GOAL: Make an exact copy of all the entries, with the pictures left out.

DATA PROVIDED:

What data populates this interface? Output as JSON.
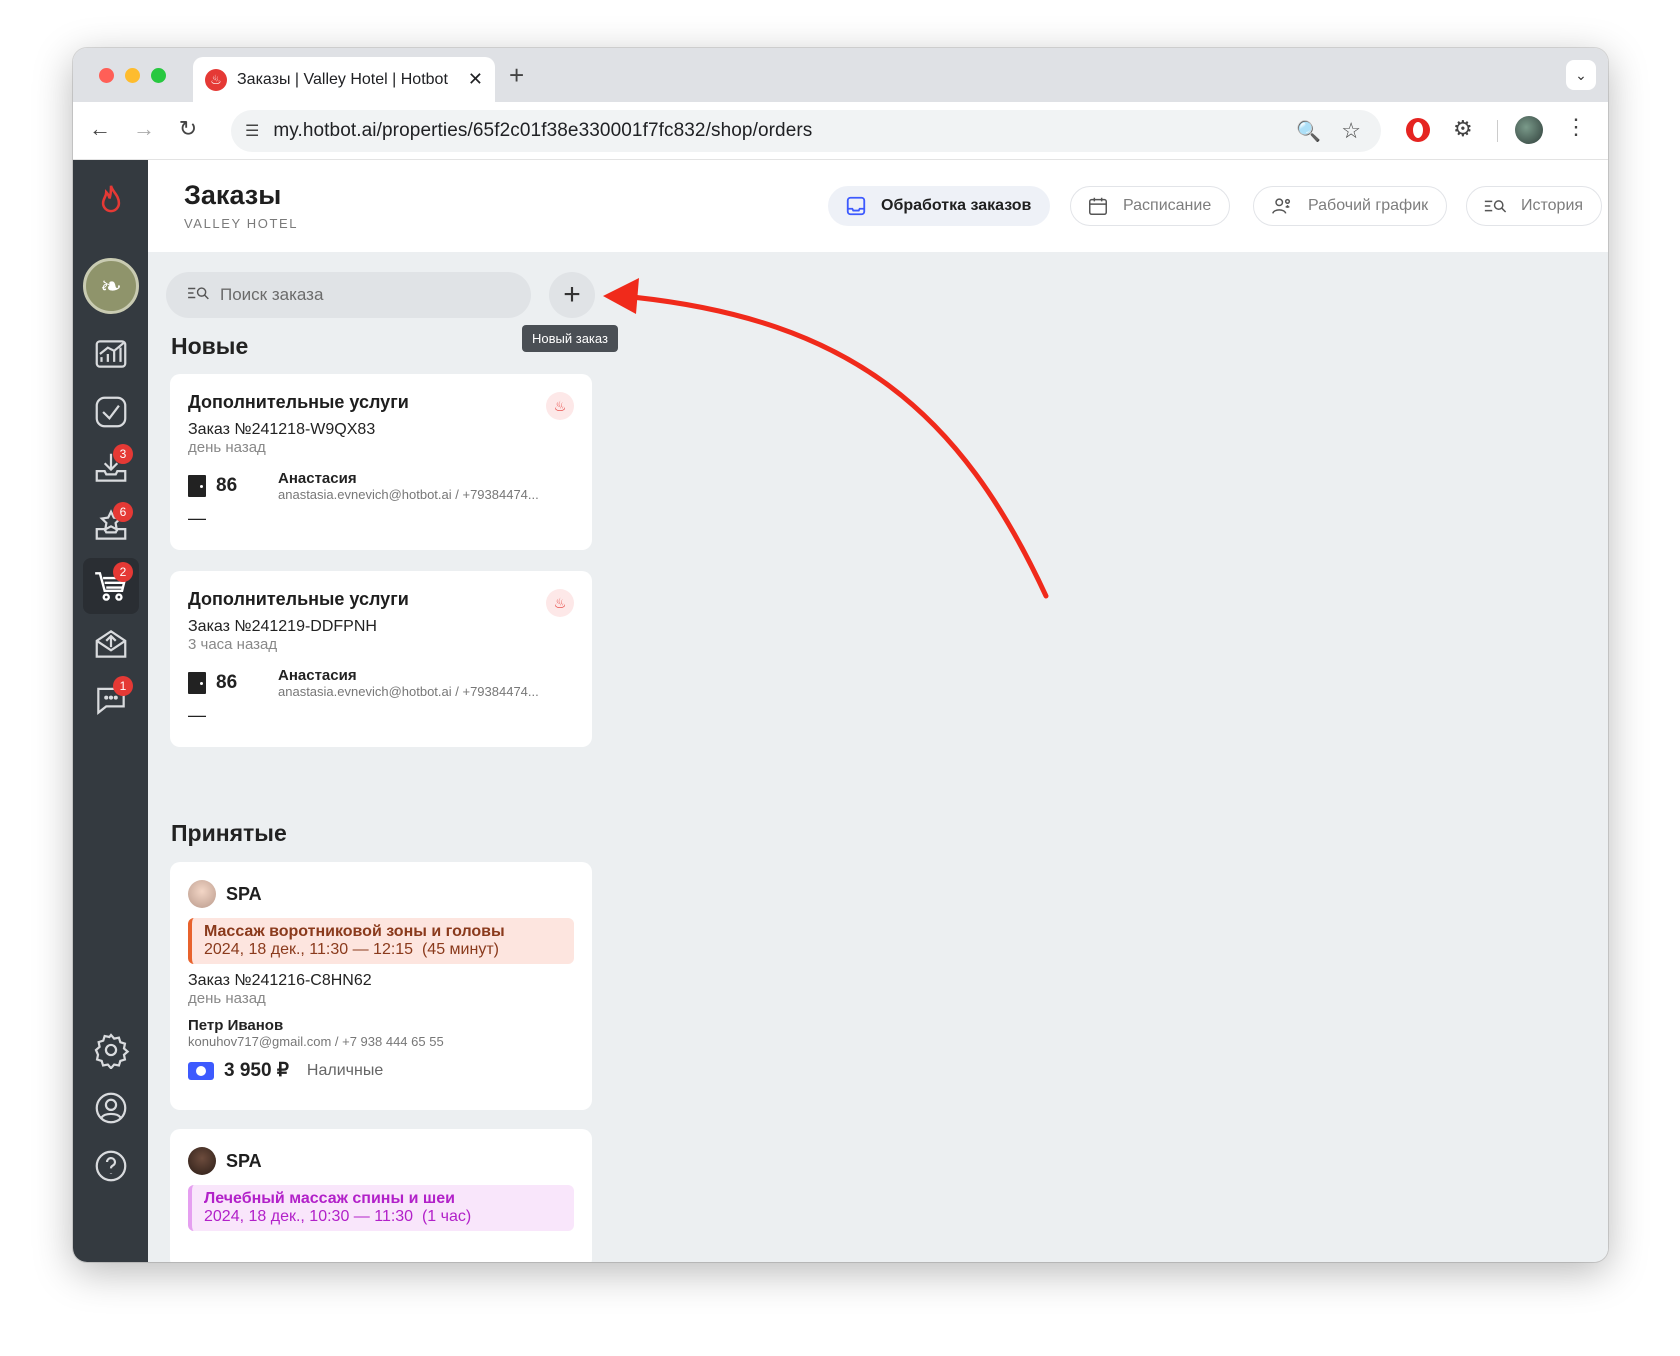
{
  "browser": {
    "tab_title": "Заказы | Valley Hotel | Hotbot",
    "url": "my.hotbot.ai/properties/65f2c01f38e330001f7fc832/shop/orders"
  },
  "sidebar": {
    "badges": {
      "downloads": "3",
      "reviews": "6",
      "orders": "2",
      "chat": "1"
    }
  },
  "header": {
    "title": "Заказы",
    "subtitle": "VALLEY HOTEL",
    "tabs": [
      {
        "label": "Обработка заказов",
        "icon": "inbox-icon",
        "active": true
      },
      {
        "label": "Расписание",
        "icon": "calendar-icon"
      },
      {
        "label": "Рабочий график",
        "icon": "staff-icon"
      },
      {
        "label": "История",
        "icon": "history-search-icon"
      }
    ]
  },
  "search": {
    "placeholder": "Поиск заказа"
  },
  "add_button": {
    "tooltip": "Новый заказ"
  },
  "sections": {
    "new": {
      "title": "Новые",
      "orders": [
        {
          "title": "Дополнительные услуги",
          "number": "Заказ №241218-W9QX83",
          "ago": "день назад",
          "room": "86",
          "guest_name": "Анастасия",
          "guest_contact": "anastasia.evnevich@hotbot.ai / +79384474...",
          "note": "—"
        },
        {
          "title": "Дополнительные услуги",
          "number": "Заказ №241219-DDFPNH",
          "ago": "3 часа назад",
          "room": "86",
          "guest_name": "Анастасия",
          "guest_contact": "anastasia.evnevich@hotbot.ai / +79384474...",
          "note": "—"
        }
      ]
    },
    "accepted": {
      "title": "Принятые",
      "orders": [
        {
          "category": "SPA",
          "service_name": "Массаж воротниковой зоны и головы",
          "service_time": "2024, 18 дек., 11:30 — 12:15  (45 минут)",
          "service_color": "#e8622c",
          "number": "Заказ №241216-C8HN62",
          "ago": "день назад",
          "guest_name": "Петр Иванов",
          "guest_contact": "konuhov717@gmail.com / +7 938 444 65 55",
          "amount": "3 950 ₽",
          "payment": "Наличные"
        },
        {
          "category": "SPA",
          "service_name": "Лечебный массаж спины и шеи",
          "service_time": "2024, 18 дек., 10:30 — 11:30  (1 час)",
          "service_color": "#c026d3"
        }
      ]
    }
  },
  "colors": {
    "accent": "#3d5afe",
    "sidebar": "#343a40",
    "annotation_arrow": "#f02a1b"
  }
}
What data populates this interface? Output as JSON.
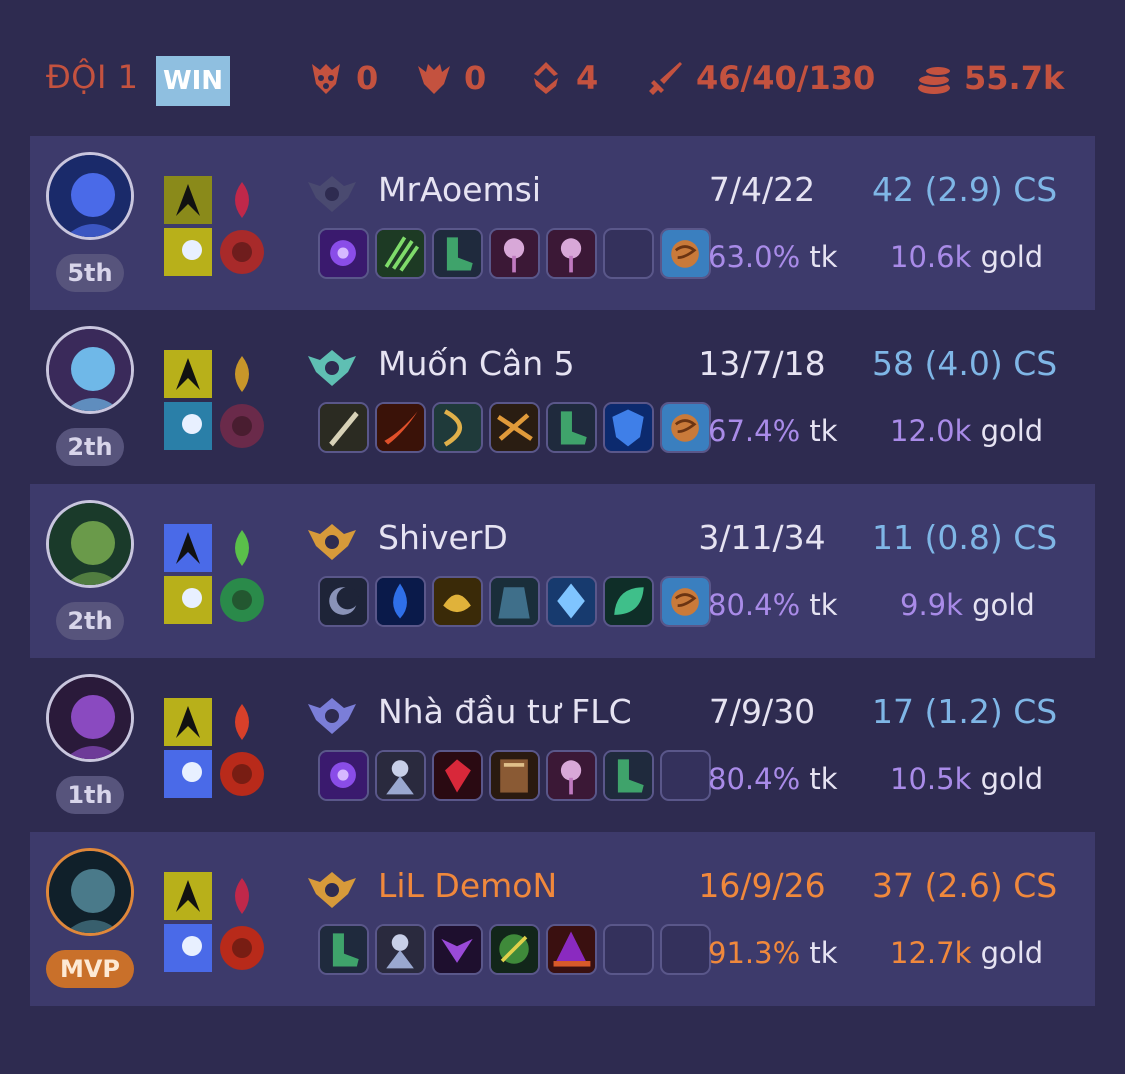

RESPONSE TO THIS EXERCISE:
What data populates this interface? Output as JSON.
{
  "browser": {
    "tab_title": "Заказы | Valley Hotel | Hotbot",
    "url": "my.hotbot.ai/properties/65f2c01f38e330001f7fc832/shop/orders"
  },
  "sidebar": {
    "badges": {
      "downloads": "3",
      "reviews": "6",
      "orders": "2",
      "chat": "1"
    }
  },
  "header": {
    "title": "Заказы",
    "subtitle": "VALLEY HOTEL",
    "tabs": [
      {
        "label": "Обработка заказов",
        "icon": "inbox-icon",
        "active": true
      },
      {
        "label": "Расписание",
        "icon": "calendar-icon"
      },
      {
        "label": "Рабочий график",
        "icon": "staff-icon"
      },
      {
        "label": "История",
        "icon": "history-search-icon"
      }
    ]
  },
  "search": {
    "placeholder": "Поиск заказа"
  },
  "add_button": {
    "tooltip": "Новый заказ"
  },
  "sections": {
    "new": {
      "title": "Новые",
      "orders": [
        {
          "title": "Дополнительные услуги",
          "number": "Заказ №241218-W9QX83",
          "ago": "день назад",
          "room": "86",
          "guest_name": "Анастасия",
          "guest_contact": "anastasia.evnevich@hotbot.ai / +79384474...",
          "note": "—"
        },
        {
          "title": "Дополнительные услуги",
          "number": "Заказ №241219-DDFPNH",
          "ago": "3 часа назад",
          "room": "86",
          "guest_name": "Анастасия",
          "guest_contact": "anastasia.evnevich@hotbot.ai / +79384474...",
          "note": "—"
        }
      ]
    },
    "accepted": {
      "title": "Принятые",
      "orders": [
        {
          "category": "SPA",
          "service_name": "Массаж воротниковой зоны и головы",
          "service_time": "2024, 18 дек., 11:30 — 12:15  (45 минут)",
          "service_color": "#e8622c",
          "number": "Заказ №241216-C8HN62",
          "ago": "день назад",
          "guest_name": "Петр Иванов",
          "guest_contact": "konuhov717@gmail.com / +7 938 444 65 55",
          "amount": "3 950 ₽",
          "payment": "Наличные"
        },
        {
          "category": "SPA",
          "service_name": "Лечебный массаж спины и шеи",
          "service_time": "2024, 18 дек., 10:30 — 11:30  (1 час)",
          "service_color": "#c026d3"
        }
      ]
    }
  },
  "colors": {
    "accent": "#3d5afe",
    "sidebar": "#343a40",
    "annotation_arrow": "#f02a1b"
  }
}
What data populates this interface? Output as JSON.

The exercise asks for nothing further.